WRITTEN EXERCISE:
Every entry must be given again exactly.

_____

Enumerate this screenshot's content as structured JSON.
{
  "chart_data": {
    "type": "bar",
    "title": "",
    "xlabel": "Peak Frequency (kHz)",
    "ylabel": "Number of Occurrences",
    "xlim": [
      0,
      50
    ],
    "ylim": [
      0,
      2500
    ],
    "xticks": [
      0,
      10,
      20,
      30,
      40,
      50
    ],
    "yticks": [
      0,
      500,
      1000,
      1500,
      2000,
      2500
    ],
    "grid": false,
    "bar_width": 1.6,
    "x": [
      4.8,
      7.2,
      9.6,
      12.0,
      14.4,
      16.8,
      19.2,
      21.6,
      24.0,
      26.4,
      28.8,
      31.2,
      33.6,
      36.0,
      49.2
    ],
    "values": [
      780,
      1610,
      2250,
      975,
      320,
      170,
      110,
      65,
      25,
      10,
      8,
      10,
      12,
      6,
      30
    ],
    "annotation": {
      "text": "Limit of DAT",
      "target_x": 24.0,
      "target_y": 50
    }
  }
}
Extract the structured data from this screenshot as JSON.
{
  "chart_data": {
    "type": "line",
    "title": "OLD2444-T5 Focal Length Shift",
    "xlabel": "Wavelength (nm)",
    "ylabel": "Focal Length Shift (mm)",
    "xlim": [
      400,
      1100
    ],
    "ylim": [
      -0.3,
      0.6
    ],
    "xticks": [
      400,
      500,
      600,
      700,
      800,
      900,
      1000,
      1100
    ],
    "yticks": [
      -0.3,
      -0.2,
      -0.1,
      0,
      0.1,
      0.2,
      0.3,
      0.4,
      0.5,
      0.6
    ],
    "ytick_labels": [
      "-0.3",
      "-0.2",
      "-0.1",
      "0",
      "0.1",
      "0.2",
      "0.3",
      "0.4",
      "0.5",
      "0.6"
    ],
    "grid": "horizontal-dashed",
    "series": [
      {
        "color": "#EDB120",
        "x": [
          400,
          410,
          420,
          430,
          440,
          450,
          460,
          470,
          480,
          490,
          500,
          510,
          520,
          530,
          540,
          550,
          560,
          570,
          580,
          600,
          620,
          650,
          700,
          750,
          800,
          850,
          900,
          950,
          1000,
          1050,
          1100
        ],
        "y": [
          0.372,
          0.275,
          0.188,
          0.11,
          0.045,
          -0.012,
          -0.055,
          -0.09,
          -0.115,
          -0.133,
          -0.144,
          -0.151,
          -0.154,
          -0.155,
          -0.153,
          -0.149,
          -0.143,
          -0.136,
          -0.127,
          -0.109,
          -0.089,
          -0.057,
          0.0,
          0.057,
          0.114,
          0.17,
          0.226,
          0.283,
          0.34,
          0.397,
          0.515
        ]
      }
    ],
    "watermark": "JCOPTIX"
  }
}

_____

EXPECTED OUTPUT:
Enumerate this screenshot's content as structured JSON.
{
  "chart_data": {
    "type": "bar",
    "title": "",
    "xlabel": "Peak Frequency (kHz)",
    "ylabel": "Number of Occurrences",
    "xlim": [
      0,
      50
    ],
    "ylim": [
      0,
      2500
    ],
    "xticks": [
      0,
      10,
      20,
      30,
      40,
      50
    ],
    "yticks": [
      0,
      500,
      1000,
      1500,
      2000,
      2500
    ],
    "grid": false,
    "bar_width": 1.6,
    "x": [
      4.8,
      7.2,
      9.6,
      12.0,
      14.4,
      16.8,
      19.2,
      21.6,
      24.0,
      26.4,
      28.8,
      31.2,
      33.6,
      36.0,
      49.2
    ],
    "values": [
      780,
      1610,
      2250,
      975,
      320,
      170,
      110,
      65,
      25,
      10,
      8,
      10,
      12,
      6,
      30
    ],
    "annotation": {
      "text": "Limit of DAT",
      "target_x": 24.0,
      "target_y": 50
    }
  }
}
Extract the structured data from this screenshot as JSON.
{
  "chart_data": {
    "type": "line",
    "title": "OLD2444-T5 Focal Length Shift",
    "xlabel": "Wavelength (nm)",
    "ylabel": "Focal Length Shift (mm)",
    "xlim": [
      400,
      1100
    ],
    "ylim": [
      -0.3,
      0.6
    ],
    "xticks": [
      400,
      500,
      600,
      700,
      800,
      900,
      1000,
      1100
    ],
    "yticks": [
      -0.3,
      -0.2,
      -0.1,
      0,
      0.1,
      0.2,
      0.3,
      0.4,
      0.5,
      0.6
    ],
    "ytick_labels": [
      "-0.3",
      "-0.2",
      "-0.1",
      "0",
      "0.1",
      "0.2",
      "0.3",
      "0.4",
      "0.5",
      "0.6"
    ],
    "grid": "horizontal-dashed",
    "series": [
      {
        "color": "#EDB120",
        "x": [
          400,
          410,
          420,
          430,
          440,
          450,
          460,
          470,
          480,
          490,
          500,
          510,
          520,
          530,
          540,
          550,
          560,
          570,
          580,
          600,
          620,
          650,
          700,
          750,
          800,
          850,
          900,
          950,
          1000,
          1050,
          1100
        ],
        "y": [
          0.372,
          0.275,
          0.188,
          0.11,
          0.045,
          -0.012,
          -0.055,
          -0.09,
          -0.115,
          -0.133,
          -0.144,
          -0.151,
          -0.154,
          -0.155,
          -0.153,
          -0.149,
          -0.143,
          -0.136,
          -0.127,
          -0.109,
          -0.089,
          -0.057,
          0.0,
          0.057,
          0.114,
          0.17,
          0.226,
          0.283,
          0.34,
          0.397,
          0.515
        ]
      }
    ],
    "watermark": "JCOPTIX"
  }
}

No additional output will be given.